Text section:
But when the front end of his Chevy Monte Carlo wobbled in turns three and four, that gave Ben Rowe the opening he needed and the defending PASS points champ took full advantage to win the Unity 150 Saturday night.
In a finish resembling the Ricky Craven-Kurt Busch duel at the Winston Cup Carolina Dodge Dealers 400 at Darlington Raceway (S.C.) on March 16, Rowe nipped Clark by inches before the tangled-up cars crashed into the dirt banks.
Clark had the fastest car in time trials, won his heat race and took the pole when his number was chosen in a random draw among the top 10 cars in time trials.
“I’d love to do that lap over,” said the 23-year-old Clark. “I don’t know what happened. I was excited. Coming out of [turn] four, my car washed up. I couldn’t keep it down. It wouldn’t stick. He [Rowe] filled the hole. I tried to scrub some speed off him and rip the wheel out of both of our hands. That’s what you do when you’re in turn four and you have a 500-foot drag race.
“I didn’t think for a second that he was going by me. But he got in there and he won the race. Our time is coming. That’s how it goes. Hopefully, the next time, I’ll be on the other end,” added Clark, who car was especially good on the restarts.
The car had pushed up the track on him on the previous lap, also, but he had been able to hold off Rowe.
Turner’s Rowe said he told his dad, third-place finisher Mike Rowe, he thought he could catch Clark in the closing laps.
“Then he [Clark] pulled away from me so I said ‘Nah, I’m done,'” said Ben Rowe. “But he started pushing the front end so I said ‘I can get back up there.’ He left the door open for me. I got inside of him, he stayed up so I filled the hole. I was going to start lifting [off the accelerator] but he stayed up so I kept it [accelerator] right down to the floor. We were banging coming to the checkered [flag]. We were hooked together. I don’t think I had [control of] the steering wheel.

Extracted information:
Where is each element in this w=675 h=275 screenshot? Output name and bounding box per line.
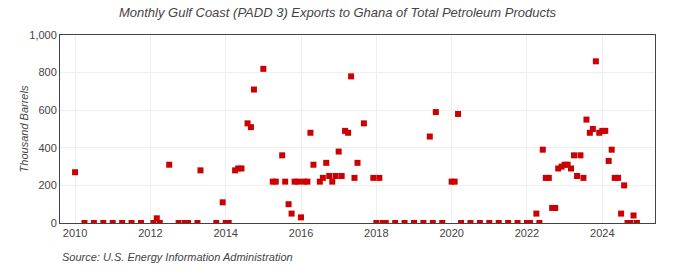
svg-text:600: 600 (38, 104, 56, 116)
svg-text:Source: U.S. Energy Informatio: Source: U.S. Energy Information Administ… (62, 251, 293, 263)
svg-text:2022: 2022 (515, 227, 539, 239)
svg-text:2010: 2010 (63, 227, 87, 239)
svg-text:2020: 2020 (439, 227, 463, 239)
svg-text:400: 400 (38, 142, 56, 154)
svg-text:200: 200 (38, 179, 56, 191)
svg-text:2016: 2016 (289, 227, 313, 239)
svg-text:Monthly Gulf Coast (PADD 3) Ex: Monthly Gulf Coast (PADD 3) Exports to G… (119, 5, 557, 20)
svg-text:800: 800 (38, 66, 56, 78)
svg-text:0: 0 (51, 217, 57, 229)
svg-text:2018: 2018 (364, 227, 388, 239)
svg-text:2024: 2024 (590, 227, 614, 239)
svg-text:2014: 2014 (213, 227, 237, 239)
svg-text:Thousand Barrels: Thousand Barrels (18, 85, 30, 172)
svg-text:1,000: 1,000 (29, 29, 57, 41)
svg-text:2012: 2012 (138, 227, 162, 239)
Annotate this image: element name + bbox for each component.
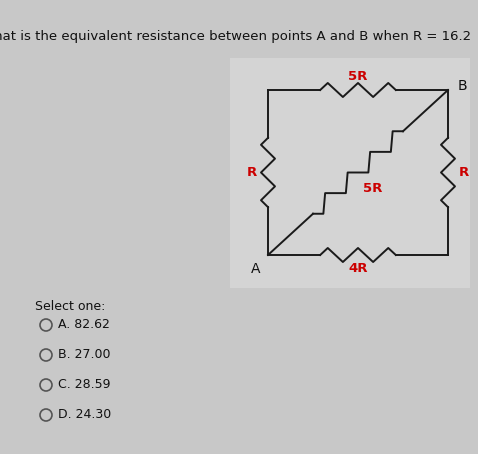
Text: Select one:: Select one:: [35, 300, 105, 313]
Text: C. 28.59: C. 28.59: [58, 379, 110, 391]
Text: R: R: [247, 166, 257, 179]
Text: A: A: [251, 262, 261, 276]
Text: B. 27.00: B. 27.00: [58, 349, 110, 361]
Text: A. 82.62: A. 82.62: [58, 319, 110, 331]
Text: R: R: [459, 166, 469, 179]
Text: B: B: [457, 79, 467, 93]
Text: 5R: 5R: [363, 182, 382, 195]
Text: 4R: 4R: [348, 262, 368, 276]
Text: 5R: 5R: [348, 70, 368, 84]
Text: What is the equivalent resistance between points A and B when R = 16.2  Ω?: What is the equivalent resistance betwee…: [0, 30, 478, 43]
Text: D. 24.30: D. 24.30: [58, 409, 111, 421]
FancyBboxPatch shape: [230, 58, 470, 288]
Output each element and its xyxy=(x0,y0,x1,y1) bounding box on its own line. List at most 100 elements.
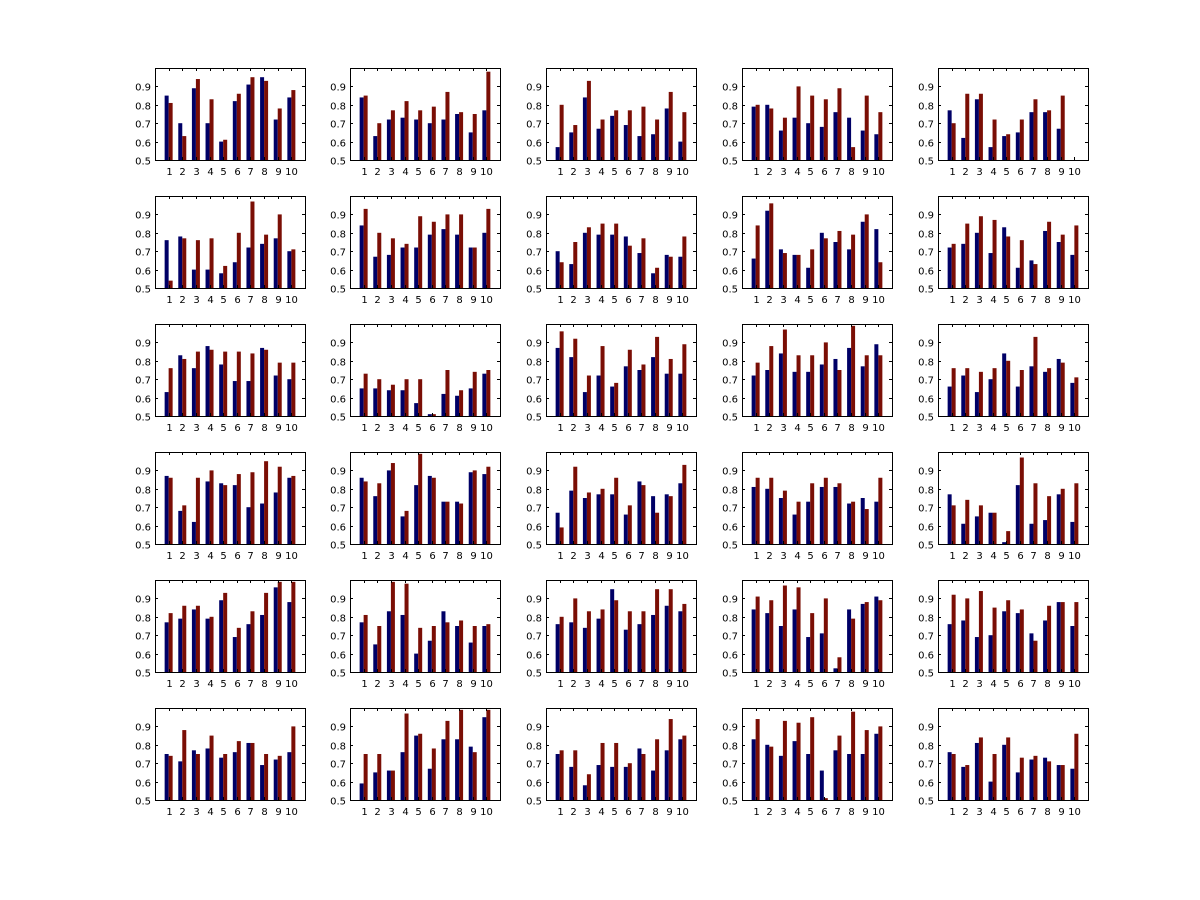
y-tick-label: 0.6 xyxy=(526,267,542,278)
y-tick-label: 0.5 xyxy=(330,285,346,296)
bar-series-1 xyxy=(1056,494,1061,544)
bar-series-1 xyxy=(373,388,378,416)
bar-series-2 xyxy=(404,379,409,416)
x-tick-label: 7 xyxy=(1030,807,1036,818)
bar-series-1 xyxy=(833,242,838,288)
x-tick-label: 3 xyxy=(193,167,199,178)
bar-series-1 xyxy=(847,347,852,416)
bar-series-1 xyxy=(961,375,966,416)
bar-series-2 xyxy=(755,225,760,288)
y-tick-label: 0.7 xyxy=(526,120,542,131)
y-tick-label: 0.7 xyxy=(722,248,738,259)
x-tick-label: 2 xyxy=(766,551,772,562)
bar-series-1 xyxy=(414,485,419,544)
bar-series-1 xyxy=(232,637,237,672)
x-tick-label: 2 xyxy=(179,423,185,434)
bar-series-1 xyxy=(947,386,952,416)
x-tick-label: 1 xyxy=(557,295,563,306)
bar-series-2 xyxy=(641,485,646,544)
bar-series-2 xyxy=(291,90,296,160)
x-tick-label: 6 xyxy=(1017,807,1023,818)
y-tick-label: 0.5 xyxy=(330,413,346,424)
subplot-4: 0.5 0.6 0.7 0.8 0.9 1 2 3 4 5 6 7 8 9 10 xyxy=(722,68,893,178)
x-tick-label: 8 xyxy=(456,423,462,434)
x-tick-label: 8 xyxy=(652,295,658,306)
bar-series-2 xyxy=(600,119,605,160)
x-tick-label: 2 xyxy=(374,167,380,178)
x-tick-label: 1 xyxy=(557,679,563,690)
x-tick-label: 8 xyxy=(456,679,462,690)
bar-series-1 xyxy=(178,355,183,416)
bar-series-2 xyxy=(810,355,815,416)
bar-series-1 xyxy=(596,128,601,160)
bar-series-1 xyxy=(874,501,879,544)
bar-series-1 xyxy=(1015,132,1020,160)
bar-series-1 xyxy=(833,750,838,800)
bar-series-1 xyxy=(833,486,838,544)
y-tick-label: 0.6 xyxy=(330,139,346,150)
bar-series-2 xyxy=(236,741,241,800)
x-tick-label: 3 xyxy=(193,423,199,434)
bar-series-2 xyxy=(195,754,200,800)
bar-series-2 xyxy=(641,754,646,800)
bar-series-1 xyxy=(468,132,473,160)
bar-series-1 xyxy=(482,626,487,672)
bar-series-1 xyxy=(287,97,292,160)
x-tick-label: 8 xyxy=(261,423,267,434)
x-tick-label: 2 xyxy=(570,679,576,690)
x-tick-label: 7 xyxy=(834,423,840,434)
bar-series-1 xyxy=(287,477,292,544)
bar-series-2 xyxy=(390,463,395,544)
bar-series-2 xyxy=(418,627,423,672)
bar-series-2 xyxy=(1019,757,1024,800)
bar-series-1 xyxy=(988,379,993,416)
x-tick-label: 6 xyxy=(821,423,827,434)
y-tick-label: 0.9 xyxy=(722,595,738,606)
y-tick-label: 0.7 xyxy=(135,376,151,387)
bar-series-2 xyxy=(627,110,632,160)
x-tick-label: 3 xyxy=(193,295,199,306)
bar-series-2 xyxy=(445,91,450,160)
x-tick-label: 4 xyxy=(598,295,604,306)
x-tick-label: 8 xyxy=(1044,807,1050,818)
bar-series-1 xyxy=(1070,768,1075,800)
bar-series-2 xyxy=(992,512,997,544)
x-tick-label: 6 xyxy=(429,423,435,434)
bar-series-2 xyxy=(951,754,956,800)
y-tick-label: 0.6 xyxy=(135,139,151,150)
bar-series-1 xyxy=(1002,744,1007,800)
bar-series-1 xyxy=(273,492,278,544)
bar-series-2 xyxy=(1047,761,1052,800)
bar-series-1 xyxy=(765,488,770,544)
bar-series-2 xyxy=(668,358,673,416)
x-tick-label: 7 xyxy=(834,679,840,690)
x-tick-label: 10 xyxy=(676,423,689,434)
bar-series-1 xyxy=(988,512,993,544)
x-tick-label: 2 xyxy=(962,679,968,690)
bar-series-2 xyxy=(431,221,436,288)
x-tick-label: 8 xyxy=(848,423,854,434)
bar-series-2 xyxy=(182,238,187,288)
bar-series-2 xyxy=(978,737,983,800)
bar-series-2 xyxy=(1019,119,1024,160)
x-tick-label: 1 xyxy=(361,167,367,178)
y-tick-label: 0.6 xyxy=(722,651,738,662)
bar-series-2 xyxy=(1033,755,1038,800)
x-tick-label: 4 xyxy=(207,295,213,306)
y-tick-label: 0.7 xyxy=(526,504,542,515)
y-tick-label: 0.5 xyxy=(135,157,151,168)
y-tick-label: 0.9 xyxy=(722,467,738,478)
bar-series-1 xyxy=(273,119,278,160)
bar-series-1 xyxy=(664,750,669,800)
bar-series-1 xyxy=(205,123,210,160)
bar-series-2 xyxy=(168,755,173,800)
bar-series-2 xyxy=(1060,488,1065,544)
bar-series-2 xyxy=(965,93,970,160)
bar-series-1 xyxy=(191,88,196,160)
x-tick-label: 5 xyxy=(220,679,226,690)
bar-series-1 xyxy=(455,234,460,288)
bar-series-1 xyxy=(386,390,391,416)
bar-series-2 xyxy=(277,581,282,672)
x-tick-label: 8 xyxy=(1044,679,1050,690)
x-tick-label: 5 xyxy=(1003,551,1009,562)
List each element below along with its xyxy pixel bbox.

Direction: Continue the article about the Unity 150 race from the point where it stops. The items were taken from a separate source.

Reply to the exercise:
“That’s racing. If the circumstances changed, he’d do the same thing and I hope he does,” Rowe added. “There’s nobody I’d rather see win a race than Johnny. But I’ve got a job to do, too. I just can’t lay back and finish second. I had to run my old man into the dirt just to get by him [into second place on lap 126]. It’s tough.”
Wiscasset’s Scott Chubbuck was fourth after starting 12th.
“My car changed. It was tight and loose, tight and loose. Coming from where we came from, we didn’t have a bad run, I guess,” said Chubbuck.
Rounding out the top 10 in the 24-car field were Litchfield’s Doug Averill, Dave Gorveatt of Charlottetown, Prince Edward Island, South Paris’ Sam Sessions, Dale Shaw of Center Conway, N.H., Scarborough’s Larry Gelinas and Bangor’s Gary Smith.
Rowe, who won five PASS races last year, started 11th.
Mike Rowe, also from Turner, said his car “got loose at the end. If we had stayed green, my car would have been better. But the yellows [caution flags] killed me.”